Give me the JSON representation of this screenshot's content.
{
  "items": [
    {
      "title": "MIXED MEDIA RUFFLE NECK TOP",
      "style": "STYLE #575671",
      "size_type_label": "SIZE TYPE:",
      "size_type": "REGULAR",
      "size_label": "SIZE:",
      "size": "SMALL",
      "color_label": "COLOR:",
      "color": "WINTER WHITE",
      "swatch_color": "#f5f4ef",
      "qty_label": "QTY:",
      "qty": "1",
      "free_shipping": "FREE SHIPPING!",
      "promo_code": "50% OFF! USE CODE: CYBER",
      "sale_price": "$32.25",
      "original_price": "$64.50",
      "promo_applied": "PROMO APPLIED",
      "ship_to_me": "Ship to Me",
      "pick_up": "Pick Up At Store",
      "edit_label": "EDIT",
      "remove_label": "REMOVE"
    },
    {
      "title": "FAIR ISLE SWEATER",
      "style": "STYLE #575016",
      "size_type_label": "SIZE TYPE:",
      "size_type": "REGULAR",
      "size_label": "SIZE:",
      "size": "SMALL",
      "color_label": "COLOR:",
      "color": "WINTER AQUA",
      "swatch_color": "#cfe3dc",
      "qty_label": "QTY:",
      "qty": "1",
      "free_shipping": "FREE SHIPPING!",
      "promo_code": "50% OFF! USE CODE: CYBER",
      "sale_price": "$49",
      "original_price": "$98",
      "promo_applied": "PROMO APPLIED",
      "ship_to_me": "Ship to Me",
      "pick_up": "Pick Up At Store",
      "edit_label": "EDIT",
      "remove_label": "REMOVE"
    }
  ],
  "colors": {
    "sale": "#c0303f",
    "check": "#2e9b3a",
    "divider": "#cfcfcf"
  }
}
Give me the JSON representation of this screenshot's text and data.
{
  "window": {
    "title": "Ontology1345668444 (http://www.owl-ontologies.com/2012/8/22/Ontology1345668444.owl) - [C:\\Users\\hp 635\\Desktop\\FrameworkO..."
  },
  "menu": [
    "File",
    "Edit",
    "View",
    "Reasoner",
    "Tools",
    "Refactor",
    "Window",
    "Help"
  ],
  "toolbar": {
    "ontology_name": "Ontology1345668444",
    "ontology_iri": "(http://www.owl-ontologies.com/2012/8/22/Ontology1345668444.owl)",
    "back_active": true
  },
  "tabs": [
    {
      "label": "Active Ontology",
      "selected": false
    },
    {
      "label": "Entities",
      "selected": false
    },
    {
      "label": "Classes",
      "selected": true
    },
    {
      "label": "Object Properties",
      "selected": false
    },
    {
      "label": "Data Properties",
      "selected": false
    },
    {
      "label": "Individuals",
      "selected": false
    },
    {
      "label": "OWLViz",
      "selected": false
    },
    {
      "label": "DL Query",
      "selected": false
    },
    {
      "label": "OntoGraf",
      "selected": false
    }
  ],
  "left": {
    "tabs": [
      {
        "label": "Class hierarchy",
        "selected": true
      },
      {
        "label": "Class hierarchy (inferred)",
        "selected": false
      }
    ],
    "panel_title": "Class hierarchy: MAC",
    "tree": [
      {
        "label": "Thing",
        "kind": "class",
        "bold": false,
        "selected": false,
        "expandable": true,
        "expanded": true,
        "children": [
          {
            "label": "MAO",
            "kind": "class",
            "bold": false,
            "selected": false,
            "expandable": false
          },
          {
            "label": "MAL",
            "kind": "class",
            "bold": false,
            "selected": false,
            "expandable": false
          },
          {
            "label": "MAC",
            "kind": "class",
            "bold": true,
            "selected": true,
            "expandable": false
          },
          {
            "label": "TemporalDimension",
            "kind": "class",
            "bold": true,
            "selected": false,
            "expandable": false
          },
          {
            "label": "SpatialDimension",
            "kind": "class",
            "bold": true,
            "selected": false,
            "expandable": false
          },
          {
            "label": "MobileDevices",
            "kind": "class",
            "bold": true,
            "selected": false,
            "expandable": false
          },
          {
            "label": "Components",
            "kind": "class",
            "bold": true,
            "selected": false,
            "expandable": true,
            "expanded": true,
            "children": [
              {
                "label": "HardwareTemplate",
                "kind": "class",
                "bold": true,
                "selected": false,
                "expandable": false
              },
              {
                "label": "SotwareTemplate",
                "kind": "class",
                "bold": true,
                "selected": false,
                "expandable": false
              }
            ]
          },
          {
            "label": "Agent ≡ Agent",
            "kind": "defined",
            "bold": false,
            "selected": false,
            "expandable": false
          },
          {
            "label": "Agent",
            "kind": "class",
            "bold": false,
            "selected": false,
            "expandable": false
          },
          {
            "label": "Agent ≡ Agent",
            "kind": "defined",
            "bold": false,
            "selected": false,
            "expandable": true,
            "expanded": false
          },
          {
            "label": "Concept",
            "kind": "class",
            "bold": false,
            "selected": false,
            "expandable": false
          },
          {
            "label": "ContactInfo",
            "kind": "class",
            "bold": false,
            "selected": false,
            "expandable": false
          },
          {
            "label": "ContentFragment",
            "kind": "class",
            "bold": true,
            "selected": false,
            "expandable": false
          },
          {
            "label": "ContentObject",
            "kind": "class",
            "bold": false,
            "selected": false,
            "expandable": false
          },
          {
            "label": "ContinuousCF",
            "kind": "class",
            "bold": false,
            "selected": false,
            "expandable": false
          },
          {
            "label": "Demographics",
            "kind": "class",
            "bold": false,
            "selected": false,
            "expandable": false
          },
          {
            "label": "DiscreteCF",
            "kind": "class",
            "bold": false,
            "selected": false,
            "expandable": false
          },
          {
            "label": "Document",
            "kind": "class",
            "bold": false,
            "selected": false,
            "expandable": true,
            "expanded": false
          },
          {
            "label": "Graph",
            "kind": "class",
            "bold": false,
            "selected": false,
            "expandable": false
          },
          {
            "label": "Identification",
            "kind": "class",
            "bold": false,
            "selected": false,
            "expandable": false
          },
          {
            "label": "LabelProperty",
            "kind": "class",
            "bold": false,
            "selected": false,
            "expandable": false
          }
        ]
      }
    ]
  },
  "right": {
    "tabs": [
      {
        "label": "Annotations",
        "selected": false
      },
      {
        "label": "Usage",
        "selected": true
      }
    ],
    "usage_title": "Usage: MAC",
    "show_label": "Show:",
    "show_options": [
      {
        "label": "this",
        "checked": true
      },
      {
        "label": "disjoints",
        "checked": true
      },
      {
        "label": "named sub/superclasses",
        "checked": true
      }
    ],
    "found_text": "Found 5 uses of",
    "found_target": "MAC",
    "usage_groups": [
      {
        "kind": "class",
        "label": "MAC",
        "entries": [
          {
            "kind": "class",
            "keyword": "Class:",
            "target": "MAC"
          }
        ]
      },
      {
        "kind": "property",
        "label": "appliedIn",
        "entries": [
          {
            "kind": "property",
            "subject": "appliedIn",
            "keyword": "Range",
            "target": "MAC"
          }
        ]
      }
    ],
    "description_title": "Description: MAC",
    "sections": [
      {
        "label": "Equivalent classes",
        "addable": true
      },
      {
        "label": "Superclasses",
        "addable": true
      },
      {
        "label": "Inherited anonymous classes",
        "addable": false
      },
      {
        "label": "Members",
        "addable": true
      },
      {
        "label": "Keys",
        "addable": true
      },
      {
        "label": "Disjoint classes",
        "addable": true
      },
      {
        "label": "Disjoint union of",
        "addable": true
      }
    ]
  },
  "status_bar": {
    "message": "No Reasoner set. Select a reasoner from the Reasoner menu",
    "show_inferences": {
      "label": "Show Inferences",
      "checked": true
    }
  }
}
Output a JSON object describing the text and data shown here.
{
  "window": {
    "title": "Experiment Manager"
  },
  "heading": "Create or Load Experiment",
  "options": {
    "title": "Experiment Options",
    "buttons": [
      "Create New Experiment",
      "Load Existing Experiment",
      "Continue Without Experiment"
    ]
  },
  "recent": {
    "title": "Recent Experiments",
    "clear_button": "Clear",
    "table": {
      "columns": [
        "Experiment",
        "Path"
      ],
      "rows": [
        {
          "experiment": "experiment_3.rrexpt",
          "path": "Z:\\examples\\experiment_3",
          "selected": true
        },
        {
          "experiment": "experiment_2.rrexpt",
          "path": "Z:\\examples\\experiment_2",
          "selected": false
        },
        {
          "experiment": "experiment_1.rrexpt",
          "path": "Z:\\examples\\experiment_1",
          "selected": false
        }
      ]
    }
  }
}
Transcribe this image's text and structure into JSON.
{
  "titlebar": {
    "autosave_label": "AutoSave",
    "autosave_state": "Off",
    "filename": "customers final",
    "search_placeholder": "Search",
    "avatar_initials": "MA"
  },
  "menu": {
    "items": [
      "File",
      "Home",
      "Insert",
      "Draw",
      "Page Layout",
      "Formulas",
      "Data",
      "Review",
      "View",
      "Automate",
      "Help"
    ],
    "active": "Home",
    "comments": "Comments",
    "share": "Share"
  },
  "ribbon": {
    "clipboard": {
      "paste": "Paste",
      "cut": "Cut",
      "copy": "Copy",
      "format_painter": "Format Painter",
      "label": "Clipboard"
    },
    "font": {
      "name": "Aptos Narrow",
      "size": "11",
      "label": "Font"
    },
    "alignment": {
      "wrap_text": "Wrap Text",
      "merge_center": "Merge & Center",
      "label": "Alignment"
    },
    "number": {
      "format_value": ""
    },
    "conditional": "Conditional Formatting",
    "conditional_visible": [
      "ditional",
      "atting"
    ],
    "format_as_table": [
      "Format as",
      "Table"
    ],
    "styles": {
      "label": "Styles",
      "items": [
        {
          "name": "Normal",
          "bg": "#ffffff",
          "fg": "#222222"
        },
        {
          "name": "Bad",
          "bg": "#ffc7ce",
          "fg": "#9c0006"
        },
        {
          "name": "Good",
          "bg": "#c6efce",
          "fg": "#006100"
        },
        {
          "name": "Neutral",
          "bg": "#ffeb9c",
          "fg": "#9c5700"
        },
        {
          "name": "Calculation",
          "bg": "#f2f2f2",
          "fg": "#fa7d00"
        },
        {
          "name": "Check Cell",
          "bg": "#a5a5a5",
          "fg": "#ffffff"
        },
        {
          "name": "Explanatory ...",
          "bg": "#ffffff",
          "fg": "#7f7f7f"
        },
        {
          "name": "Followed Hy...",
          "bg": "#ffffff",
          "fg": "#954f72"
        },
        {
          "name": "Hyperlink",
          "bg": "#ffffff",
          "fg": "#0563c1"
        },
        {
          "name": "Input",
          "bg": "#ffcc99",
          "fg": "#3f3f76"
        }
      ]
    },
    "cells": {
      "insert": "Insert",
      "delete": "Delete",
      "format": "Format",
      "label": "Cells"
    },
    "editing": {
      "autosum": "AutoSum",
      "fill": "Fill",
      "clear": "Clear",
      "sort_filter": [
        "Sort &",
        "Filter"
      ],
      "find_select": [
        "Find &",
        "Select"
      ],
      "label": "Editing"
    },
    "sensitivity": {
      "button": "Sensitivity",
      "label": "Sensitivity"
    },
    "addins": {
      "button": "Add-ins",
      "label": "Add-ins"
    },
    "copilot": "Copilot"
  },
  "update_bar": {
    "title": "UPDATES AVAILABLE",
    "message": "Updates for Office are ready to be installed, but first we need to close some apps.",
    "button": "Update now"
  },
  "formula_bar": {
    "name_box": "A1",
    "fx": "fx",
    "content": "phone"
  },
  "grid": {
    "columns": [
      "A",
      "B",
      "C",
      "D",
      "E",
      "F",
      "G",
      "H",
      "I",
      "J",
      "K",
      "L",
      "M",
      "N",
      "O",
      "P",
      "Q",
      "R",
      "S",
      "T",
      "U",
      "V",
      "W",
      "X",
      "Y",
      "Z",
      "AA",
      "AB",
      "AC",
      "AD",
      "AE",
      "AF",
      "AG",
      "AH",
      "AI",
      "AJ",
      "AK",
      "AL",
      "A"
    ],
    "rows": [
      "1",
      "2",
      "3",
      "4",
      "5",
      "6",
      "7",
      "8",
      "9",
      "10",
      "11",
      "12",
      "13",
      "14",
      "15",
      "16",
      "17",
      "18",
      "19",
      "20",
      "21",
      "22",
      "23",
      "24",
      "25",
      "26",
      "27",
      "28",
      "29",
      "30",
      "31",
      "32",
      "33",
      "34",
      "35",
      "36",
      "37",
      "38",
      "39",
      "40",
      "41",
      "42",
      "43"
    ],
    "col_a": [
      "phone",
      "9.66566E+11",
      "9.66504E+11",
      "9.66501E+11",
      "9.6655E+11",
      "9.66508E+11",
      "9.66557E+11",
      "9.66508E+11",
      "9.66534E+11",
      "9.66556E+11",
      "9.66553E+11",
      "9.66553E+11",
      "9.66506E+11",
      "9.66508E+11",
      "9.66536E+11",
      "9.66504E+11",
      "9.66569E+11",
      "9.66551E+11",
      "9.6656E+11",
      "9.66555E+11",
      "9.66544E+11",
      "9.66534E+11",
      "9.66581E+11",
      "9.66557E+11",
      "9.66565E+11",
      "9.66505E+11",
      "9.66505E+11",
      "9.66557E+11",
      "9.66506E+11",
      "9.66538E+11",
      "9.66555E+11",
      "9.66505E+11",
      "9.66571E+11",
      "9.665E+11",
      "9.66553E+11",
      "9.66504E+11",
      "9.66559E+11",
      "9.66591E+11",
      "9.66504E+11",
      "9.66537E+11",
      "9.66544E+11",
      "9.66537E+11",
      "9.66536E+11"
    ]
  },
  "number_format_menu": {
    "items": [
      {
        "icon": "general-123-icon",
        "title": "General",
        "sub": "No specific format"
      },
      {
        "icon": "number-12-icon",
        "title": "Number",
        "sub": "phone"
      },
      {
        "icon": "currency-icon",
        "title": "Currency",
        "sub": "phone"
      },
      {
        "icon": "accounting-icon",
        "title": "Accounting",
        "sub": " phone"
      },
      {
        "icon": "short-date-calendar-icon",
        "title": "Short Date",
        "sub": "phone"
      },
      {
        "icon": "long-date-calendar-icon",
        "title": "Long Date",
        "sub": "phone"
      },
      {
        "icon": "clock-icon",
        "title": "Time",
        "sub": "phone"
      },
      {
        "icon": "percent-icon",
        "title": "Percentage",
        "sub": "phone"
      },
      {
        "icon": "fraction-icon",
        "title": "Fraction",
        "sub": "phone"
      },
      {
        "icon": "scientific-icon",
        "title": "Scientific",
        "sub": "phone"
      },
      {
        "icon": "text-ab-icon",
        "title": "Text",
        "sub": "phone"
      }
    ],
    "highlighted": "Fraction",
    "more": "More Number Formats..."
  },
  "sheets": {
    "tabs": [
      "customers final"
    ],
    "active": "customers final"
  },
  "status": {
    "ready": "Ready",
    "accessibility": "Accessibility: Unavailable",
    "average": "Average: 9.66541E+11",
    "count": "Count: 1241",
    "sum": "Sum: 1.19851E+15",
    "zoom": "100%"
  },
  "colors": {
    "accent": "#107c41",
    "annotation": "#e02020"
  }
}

------------------------------------------------------------

In the listing, find all lines with the string "JSON" and copy them.

Give me the JSON representation of this screenshot's content.
Give me the JSON representation of this screenshot's text and data.
Output a JSON object describing the text and data shown here.
Transcribe this image's text and structure into JSON.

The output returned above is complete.